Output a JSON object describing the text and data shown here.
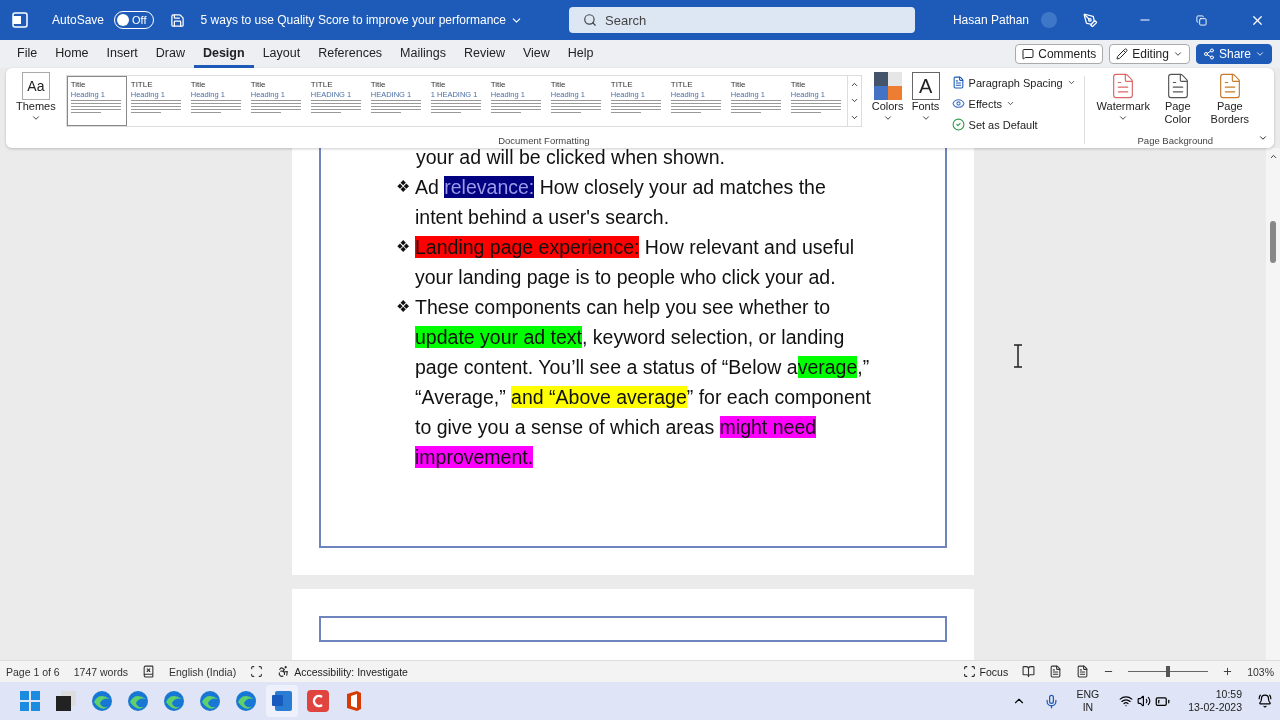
{
  "titlebar": {
    "autosave_label": "AutoSave",
    "autosave": {
      "on": false,
      "label": "Off"
    },
    "doc_title": "5 ways to use Quality Score to improve your performance",
    "search_placeholder": "Search",
    "user": "Hasan Pathan"
  },
  "menu_tabs": [
    {
      "label": "File",
      "selected": false
    },
    {
      "label": "Home",
      "selected": false
    },
    {
      "label": "Insert",
      "selected": false
    },
    {
      "label": "Draw",
      "selected": false
    },
    {
      "label": "Design",
      "selected": true
    },
    {
      "label": "Layout",
      "selected": false
    },
    {
      "label": "References",
      "selected": false
    },
    {
      "label": "Mailings",
      "selected": false
    },
    {
      "label": "Review",
      "selected": false
    },
    {
      "label": "View",
      "selected": false
    },
    {
      "label": "Help",
      "selected": false
    }
  ],
  "actions": {
    "comments": "Comments",
    "editing": "Editing",
    "share": "Share"
  },
  "ribbon": {
    "themes": {
      "glyph": "Aa",
      "label": "Themes"
    },
    "styles": [
      {
        "title": "Title",
        "heading": "Heading 1",
        "selected": true
      },
      {
        "title": "TITLE",
        "heading": "Heading 1",
        "selected": false
      },
      {
        "title": "Title",
        "heading": "Heading 1",
        "selected": false
      },
      {
        "title": "Title",
        "heading": "Heading 1",
        "selected": false
      },
      {
        "title": "TITLE",
        "heading": "HEADING 1",
        "selected": false
      },
      {
        "title": "Title",
        "heading": "HEADING 1",
        "selected": false
      },
      {
        "title": "Title",
        "heading": "1 HEADING 1",
        "selected": false
      },
      {
        "title": "Title",
        "heading": "Heading 1",
        "selected": false
      },
      {
        "title": "Title",
        "heading": "Heading 1",
        "selected": false
      },
      {
        "title": "TITLE",
        "heading": "Heading 1",
        "selected": false
      },
      {
        "title": "TITLE",
        "heading": "Heading 1",
        "selected": false
      },
      {
        "title": "Title",
        "heading": "Heading 1",
        "selected": false
      },
      {
        "title": "Title",
        "heading": "Heading 1",
        "selected": false
      }
    ],
    "colors_label": "Colors",
    "fonts": {
      "glyph": "A",
      "label": "Fonts"
    },
    "paragraph_spacing": "Paragraph Spacing",
    "effects": "Effects",
    "set_default": "Set as Default",
    "group_doc": "Document Formatting",
    "watermark": "Watermark",
    "page_color": "Page Color",
    "page_borders": "Page Borders",
    "group_bg": "Page Background"
  },
  "document": {
    "continuation": "your ad will be clicked when shown.",
    "bullets": [
      {
        "marker": "❖",
        "segments": [
          {
            "text": "Ad "
          },
          {
            "text": "relevance:",
            "color": "#000080"
          },
          {
            "text": " How closely your ad matches the intent behind a user's search."
          }
        ]
      },
      {
        "marker": "❖",
        "segments": [
          {
            "text": "Landing page experience:",
            "color": "#ff0000"
          },
          {
            "text": " How relevant and useful your landing page is to people who click your ad."
          }
        ]
      },
      {
        "marker": "❖",
        "segments": [
          {
            "text": "These components can help you see whether to "
          },
          {
            "text": "update your ad text",
            "color": "#00ff00"
          },
          {
            "text": ", keyword selection, or landing page content. You’ll see a status of “Below a"
          },
          {
            "text": "verage",
            "color": "#00ff00"
          },
          {
            "text": ",” “Average,” "
          },
          {
            "text": "and “Above average",
            "color": "#ffff00"
          },
          {
            "text": "” for each component to give you a sense of which areas "
          },
          {
            "text": "might need improvement.",
            "color": "#ff00ff"
          }
        ]
      }
    ]
  },
  "status_bar": {
    "page": "Page 1 of 6",
    "words": "1747 words",
    "language": "English (India)",
    "accessibility": "Accessibility: Investigate",
    "focus": "Focus",
    "zoom": {
      "level": 0.5
    },
    "zoom_text": "103%"
  },
  "taskbar": {
    "lang_top": "ENG",
    "lang_bottom": "IN",
    "time": "10:59",
    "date": "13-02-2023"
  }
}
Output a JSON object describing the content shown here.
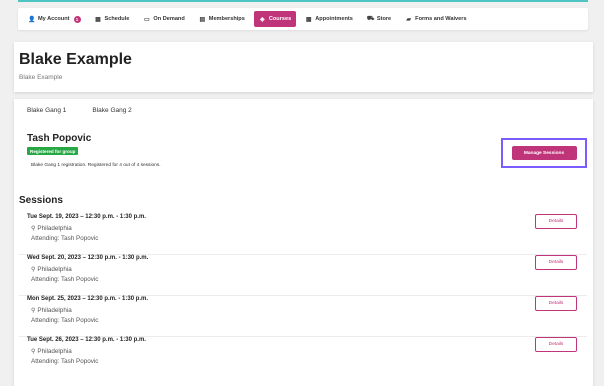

Aim of the task » Make an exact copy of all the material, but keep the pictures out of it.

Response to the task »
Output a JSON object describing the text and data shown here.
{
  "titlebar": {
    "autosave_label": "AutoSave",
    "autosave": {
      "on": false,
      "label": "Off"
    },
    "doc_title": "5 ways to use Quality Score to improve your performance",
    "search_placeholder": "Search",
    "user": "Hasan Pathan"
  },
  "menu_tabs": [
    {
      "label": "File",
      "selected": false
    },
    {
      "label": "Home",
      "selected": false
    },
    {
      "label": "Insert",
      "selected": false
    },
    {
      "label": "Draw",
      "selected": false
    },
    {
      "label": "Design",
      "selected": true
    },
    {
      "label": "Layout",
      "selected": false
    },
    {
      "label": "References",
      "selected": false
    },
    {
      "label": "Mailings",
      "selected": false
    },
    {
      "label": "Review",
      "selected": false
    },
    {
      "label": "View",
      "selected": false
    },
    {
      "label": "Help",
      "selected": false
    }
  ],
  "actions": {
    "comments": "Comments",
    "editing": "Editing",
    "share": "Share"
  },
  "ribbon": {
    "themes": {
      "glyph": "Aa",
      "label": "Themes"
    },
    "styles": [
      {
        "title": "Title",
        "heading": "Heading 1",
        "selected": true
      },
      {
        "title": "TITLE",
        "heading": "Heading 1",
        "selected": false
      },
      {
        "title": "Title",
        "heading": "Heading 1",
        "selected": false
      },
      {
        "title": "Title",
        "heading": "Heading 1",
        "selected": false
      },
      {
        "title": "TITLE",
        "heading": "HEADING 1",
        "selected": false
      },
      {
        "title": "Title",
        "heading": "HEADING 1",
        "selected": false
      },
      {
        "title": "Title",
        "heading": "1 HEADING 1",
        "selected": false
      },
      {
        "title": "Title",
        "heading": "Heading 1",
        "selected": false
      },
      {
        "title": "Title",
        "heading": "Heading 1",
        "selected": false
      },
      {
        "title": "TITLE",
        "heading": "Heading 1",
        "selected": false
      },
      {
        "title": "TITLE",
        "heading": "Heading 1",
        "selected": false
      },
      {
        "title": "Title",
        "heading": "Heading 1",
        "selected": false
      },
      {
        "title": "Title",
        "heading": "Heading 1",
        "selected": false
      }
    ],
    "colors_label": "Colors",
    "fonts": {
      "glyph": "A",
      "label": "Fonts"
    },
    "paragraph_spacing": "Paragraph Spacing",
    "effects": "Effects",
    "set_default": "Set as Default",
    "group_doc": "Document Formatting",
    "watermark": "Watermark",
    "page_color": "Page Color",
    "page_borders": "Page Borders",
    "group_bg": "Page Background"
  },
  "document": {
    "continuation": "your ad will be clicked when shown.",
    "bullets": [
      {
        "marker": "❖",
        "segments": [
          {
            "text": "Ad "
          },
          {
            "text": "relevance:",
            "color": "#000080"
          },
          {
            "text": " How closely your ad matches the intent behind a user's search."
          }
        ]
      },
      {
        "marker": "❖",
        "segments": [
          {
            "text": "Landing page experience:",
            "color": "#ff0000"
          },
          {
            "text": " How relevant and useful your landing page is to people who click your ad."
          }
        ]
      },
      {
        "marker": "❖",
        "segments": [
          {
            "text": "These components can help you see whether to "
          },
          {
            "text": "update your ad text",
            "color": "#00ff00"
          },
          {
            "text": ", keyword selection, or landing page content. You’ll see a status of “Below a"
          },
          {
            "text": "verage",
            "color": "#00ff00"
          },
          {
            "text": ",” “Average,” "
          },
          {
            "text": "and “Above average",
            "color": "#ffff00"
          },
          {
            "text": "” for each component to give you a sense of which areas "
          },
          {
            "text": "might need improvement.",
            "color": "#ff00ff"
          }
        ]
      }
    ]
  },
  "status_bar": {
    "page": "Page 1 of 6",
    "words": "1747 words",
    "language": "English (India)",
    "accessibility": "Accessibility: Investigate",
    "focus": "Focus",
    "zoom": {
      "level": 0.5
    },
    "zoom_text": "103%"
  },
  "taskbar": {
    "lang_top": "ENG",
    "lang_bottom": "IN",
    "time": "10:59",
    "date": "13-02-2023"
  }
}
Output a JSON object describing the content shown here.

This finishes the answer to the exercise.